— begin RECORDS FOR THE EXERCISE —
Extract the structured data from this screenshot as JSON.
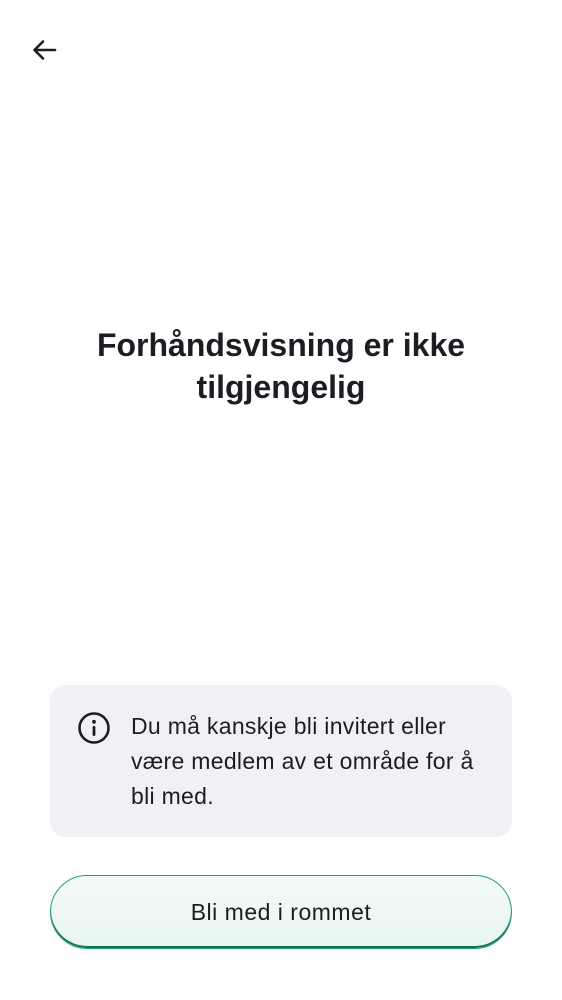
{
  "header": {
    "back_icon": "arrow-left-icon"
  },
  "main": {
    "title": "Forhåndsvisning er ikke tilgjengelig"
  },
  "info": {
    "icon": "info-circle-icon",
    "text": "Du må kanskje bli invitert eller være medlem av et område for å bli med."
  },
  "actions": {
    "join_label": "Bli med i rommet"
  },
  "colors": {
    "text": "#1b1d22",
    "card_background": "#f0f1f4",
    "accent": "#0d7355"
  }
}
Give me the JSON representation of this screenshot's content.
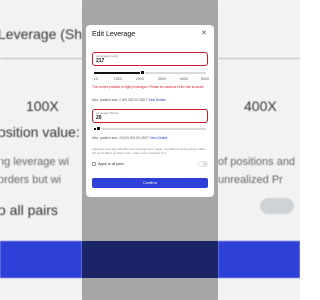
{
  "background": {
    "left": {
      "heading": "Leverage (Short)",
      "value_fragment": "100X",
      "position_fragment": "osition value: 3",
      "adjust_fragment": "ng leverage wi",
      "orders_fragment": "orders but wi",
      "pairs_fragment": "o all pairs"
    },
    "right": {
      "value_fragment": "400X",
      "positions_fragment": "of positions and",
      "unrealized_fragment": "unrealized Pr"
    },
    "colors": {
      "blue_band": "#2f40d8"
    }
  },
  "modal": {
    "title": "Edit Leverage",
    "close_icon": "close-icon",
    "long_field": {
      "label": "Leverage (Long)",
      "value": "217"
    },
    "long_slider": {
      "fraction": 0.43,
      "ticks": [
        "1X",
        "100X",
        "200X",
        "300X",
        "400X",
        "500X"
      ]
    },
    "warning": "The current position is highly leveraged. Please be cautious of the risk involved.",
    "long_max": {
      "label": "Max. position size: 2,000,000.00 USDT",
      "link": "View Details"
    },
    "short_field": {
      "label": "Leverage (Short)",
      "value": "20"
    },
    "short_slider": {
      "fraction": 0.04
    },
    "short_max": {
      "label": "Max. position size: 20,000,000.00 USDT",
      "link": "View Details"
    },
    "note": "Adjusting leverage will affect the leverage and margin of positions and pending orders but won't affect positions size, value and unrealized PnL.",
    "apply_all_label": "Apply to all pairs",
    "confirm_label": "Confirm",
    "colors": {
      "accent": "#2f40d8",
      "warning": "#d11a2a"
    }
  }
}
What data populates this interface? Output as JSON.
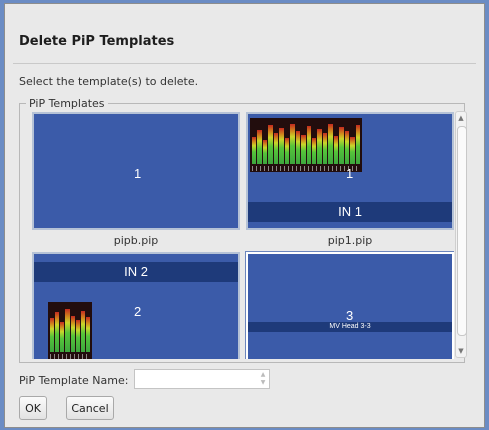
{
  "dialog": {
    "title": "Delete PiP Templates",
    "instructions": "Select the template(s) to delete."
  },
  "templates_group": {
    "legend": "PiP Templates",
    "tiles": [
      {
        "number": "1",
        "caption": "pipb.pip",
        "selected": false,
        "input_label": ""
      },
      {
        "number": "1",
        "caption": "pip1.pip",
        "selected": false,
        "input_label": "IN 1"
      },
      {
        "number": "2",
        "caption": "",
        "selected": false,
        "input_label": "IN 2"
      },
      {
        "number": "3",
        "caption": "",
        "selected": true,
        "input_label": "MV Head 3-3"
      }
    ],
    "meter_scale_1": "2 3 4 5 6 7 8 9 1 0 1 1 1",
    "meter_scale_1b": "9 2 3 4 5 6",
    "meter_scale_2": "2 3 4 5 6 7 8"
  },
  "name_field": {
    "label": "PiP Template Name:",
    "value": ""
  },
  "buttons": {
    "ok": "OK",
    "cancel": "Cancel"
  },
  "colors": {
    "tile_background": "#3b5ba9",
    "input_bar": "#1e3a7a",
    "selected_border": "#ffffff"
  }
}
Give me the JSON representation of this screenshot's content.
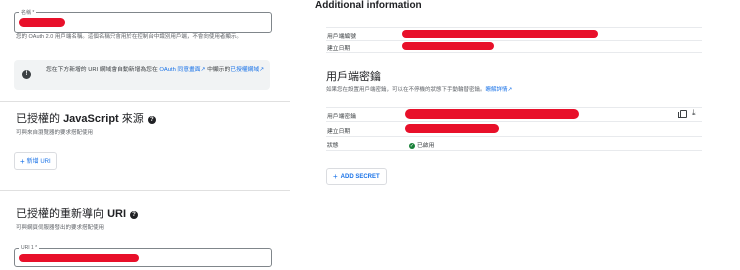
{
  "left": {
    "name_field": {
      "label": "名稱 *"
    },
    "name_helper": "您的 OAuth 2.0 用戶端名稱。這個名稱只會用於在控制台中識別用戶端，不會向使用者顯示。",
    "info_box": {
      "text_before": "您在下方新增的 URI 網域會自動新增為您在 ",
      "link_text": "OAuth 同意畫面",
      "text_after": " 中顯示的",
      "link2_text": "已授權網域"
    },
    "js_origins": {
      "title_prefix": "已授權的 ",
      "title_bold": "JavaScript",
      "title_suffix": " 來源",
      "helper": "可與來自瀏覽器的要求搭配使用",
      "add_uri_label": "新增 URI"
    },
    "redirect_uris": {
      "title_prefix": "已授權的重新導向 ",
      "title_bold": "URI",
      "helper": "可與網頁伺服器發出的要求搭配使用",
      "uri_label": "URI 1 *"
    }
  },
  "right": {
    "additional_info_title": "Additional information",
    "info_rows": [
      {
        "label": "用戶端編號"
      },
      {
        "label": "建立日期"
      }
    ],
    "secrets_title": "用戶端密鑰",
    "secrets_helper": "如果您在設置用戶端密鑰，可以在不停機的狀態下手動輪替密鑰。",
    "secrets_link": "瞭解詳情",
    "secret_rows": [
      {
        "label": "用戶端密鑰"
      },
      {
        "label": "建立日期"
      },
      {
        "label": "狀態",
        "value": "已啟用"
      }
    ],
    "add_secret_label": "ADD SECRET"
  },
  "colors": {
    "accent": "#1a73e8",
    "redaction": "#e8102a",
    "enabled": "#188038"
  },
  "icons": [
    "info-icon",
    "help-icon",
    "plus-icon",
    "copy-icon",
    "download-icon",
    "external-link-icon",
    "check-circle-icon"
  ]
}
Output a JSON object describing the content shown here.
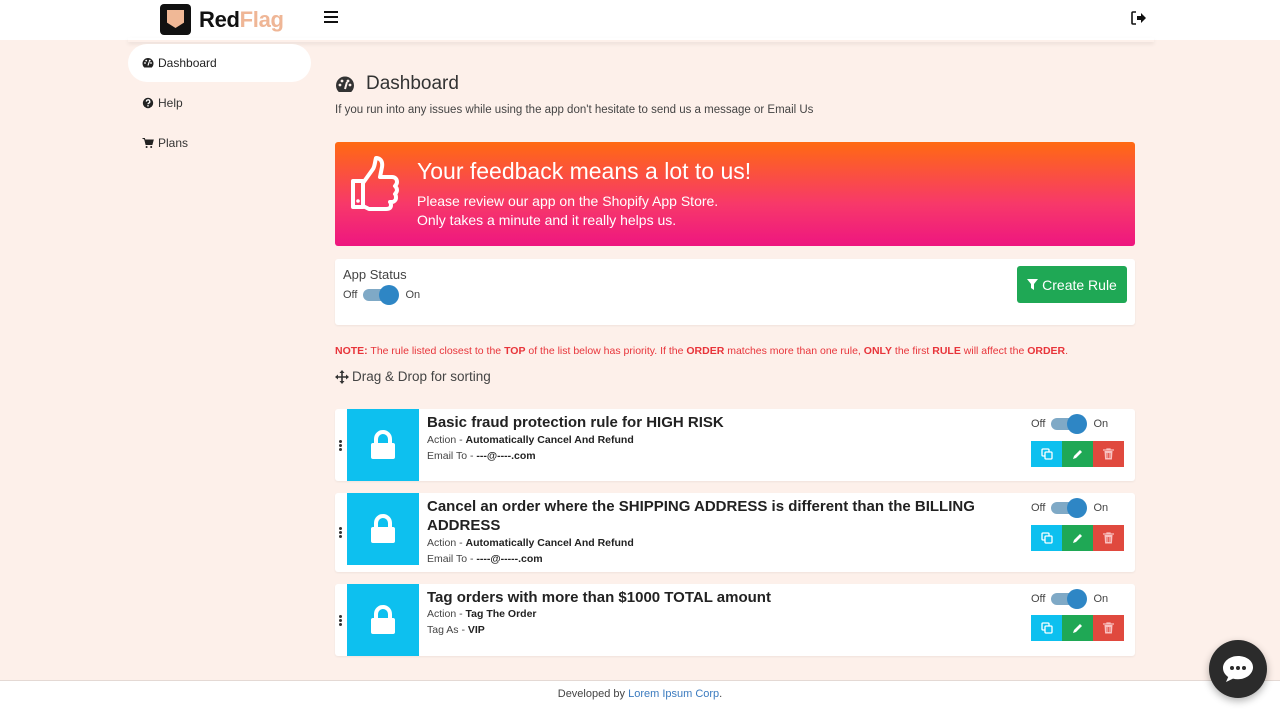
{
  "app": {
    "logo_part1": "Red",
    "logo_part2": "Flag",
    "colors": {
      "accent": "#efb696",
      "banner_top": "#ff6a12",
      "banner_bottom": "#ee1680",
      "toggle": "#2e86c5",
      "green": "#1fa855",
      "cyan": "#0dc0ef",
      "red": "#e0493e",
      "note": "#e8343a"
    }
  },
  "header": {
    "menu_icon": "hamburger-icon",
    "logout_icon": "sign-out-icon"
  },
  "sidebar": {
    "items": [
      {
        "label": "Dashboard",
        "icon": "tachometer-icon",
        "active": true
      },
      {
        "label": "Help",
        "icon": "question-circle-icon",
        "active": false
      },
      {
        "label": "Plans",
        "icon": "shopping-cart-icon",
        "active": false
      }
    ]
  },
  "page": {
    "title": "Dashboard",
    "subtitle": "If you run into any issues while using the app don't hesitate to send us a message or Email Us"
  },
  "banner": {
    "title": "Your feedback means a lot to us!",
    "line1": "Please review our app on the Shopify App Store.",
    "line2": "Only takes a minute and it really helps us.",
    "icon": "thumbs-up-icon"
  },
  "status": {
    "label": "App Status",
    "off_label": "Off",
    "on_label": "On",
    "enabled": true,
    "create_button": "Create Rule"
  },
  "note": {
    "prefix": "NOTE:",
    "t1": " The rule listed closest to the ",
    "b1": "TOP",
    "t2": " of the list below has priority. If the ",
    "b2": "ORDER",
    "t3": " matches more than one rule, ",
    "b3": "ONLY",
    "t4": " the first ",
    "b4": "RULE",
    "t5": " will affect the ",
    "b5": "ORDER",
    "t6": "."
  },
  "drag_label": "Drag & Drop for sorting",
  "rules": [
    {
      "title": "Basic fraud protection rule for HIGH RISK",
      "line1_label": "Action - ",
      "line1_value": "Automatically Cancel And Refund",
      "line2_label": "Email To - ",
      "line2_value": "---@----.com",
      "enabled": true
    },
    {
      "title": "Cancel an order where the SHIPPING ADDRESS is different than the BILLING ADDRESS",
      "line1_label": "Action - ",
      "line1_value": "Automatically Cancel And Refund",
      "line2_label": "Email To - ",
      "line2_value": "----@-----.com",
      "enabled": true
    },
    {
      "title": "Tag orders with more than $1000 TOTAL amount",
      "line1_label": "Action - ",
      "line1_value": "Tag The Order",
      "line2_label": "Tag As - ",
      "line2_value": "VIP",
      "enabled": true
    }
  ],
  "rule_toggle": {
    "off_label": "Off",
    "on_label": "On"
  },
  "footer": {
    "prefix": "Developed by ",
    "link": "Lorem Ipsum Corp",
    "suffix": "."
  }
}
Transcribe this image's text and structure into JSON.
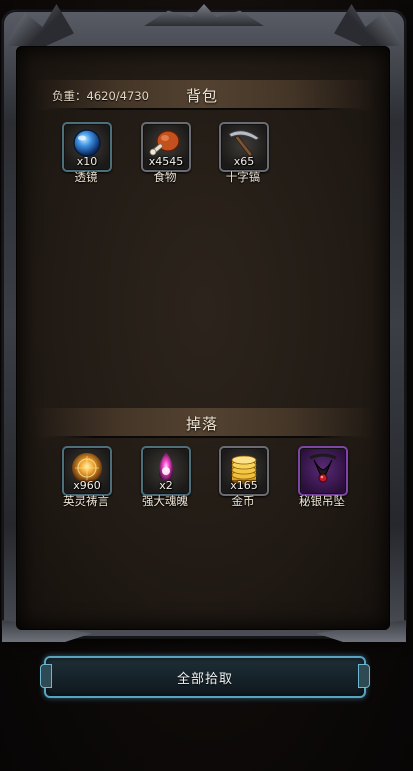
{
  "backpack": {
    "title": "背包",
    "load_label": "负重：",
    "load_value": "4620/4730",
    "items": [
      {
        "name": "透镜",
        "quantity": "x10",
        "icon": "lens-icon"
      },
      {
        "name": "食物",
        "quantity": "x4545",
        "icon": "food-meat-icon"
      },
      {
        "name": "十字镐",
        "quantity": "x65",
        "icon": "pickaxe-icon"
      }
    ]
  },
  "drops": {
    "title": "掉落",
    "items": [
      {
        "name": "英灵祷言",
        "quantity": "x960",
        "icon": "hero-prayer-icon"
      },
      {
        "name": "强大魂魄",
        "quantity": "x2",
        "icon": "soul-orb-icon"
      },
      {
        "name": "金币",
        "quantity": "x165",
        "icon": "gold-coins-icon"
      },
      {
        "name": "秘银吊坠",
        "quantity": "",
        "icon": "mithril-pendant-icon"
      }
    ]
  },
  "actions": {
    "pickup_all_label": "全部拾取"
  },
  "colors": {
    "button_border": "#58a4c0",
    "rare_slot": "#7c45a6",
    "panel_bg": "#221b15"
  }
}
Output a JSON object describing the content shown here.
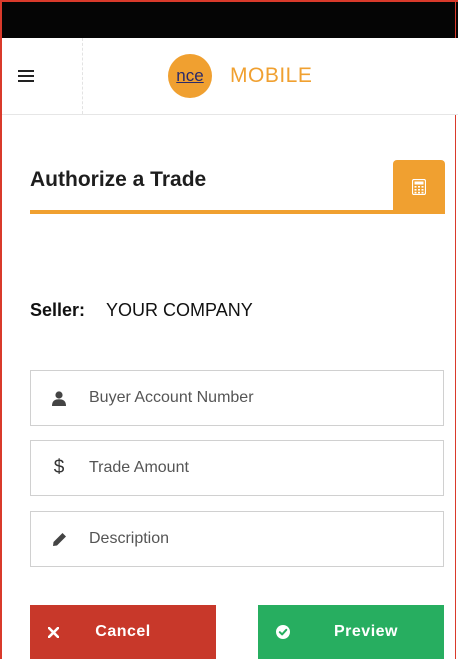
{
  "header": {
    "menu_icon": "hamburger-icon",
    "logo_mark": "nce",
    "logo_text": "MOBILE",
    "brand_color": "#f0a030"
  },
  "page": {
    "title": "Authorize a Trade",
    "calculator_icon": "calculator-icon"
  },
  "seller": {
    "label": "Seller:",
    "value": "YOUR COMPANY"
  },
  "form": {
    "buyer_account": {
      "placeholder": "Buyer Account Number",
      "value": "",
      "icon": "user-icon"
    },
    "trade_amount": {
      "placeholder": "Trade Amount",
      "value": "",
      "icon": "dollar-icon"
    },
    "description": {
      "placeholder": "Description",
      "value": "",
      "icon": "pencil-icon"
    }
  },
  "actions": {
    "cancel": {
      "label": "Cancel",
      "icon": "times-icon",
      "color": "#c8382a"
    },
    "preview": {
      "label": "Preview",
      "icon": "check-circle-icon",
      "color": "#27ae60"
    }
  }
}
— end RECORDS FOR THE EXERCISE —
WHAT THE TASK ASKS:
Check each line above for "quantity" and return the ones that have it.

EXPECTED ANSWER:
        "quantity": "x10",
        "quantity": "x4545",
        "quantity": "x65",
        "quantity": "x960",
        "quantity": "x2",
        "quantity": "x165",
        "quantity": "",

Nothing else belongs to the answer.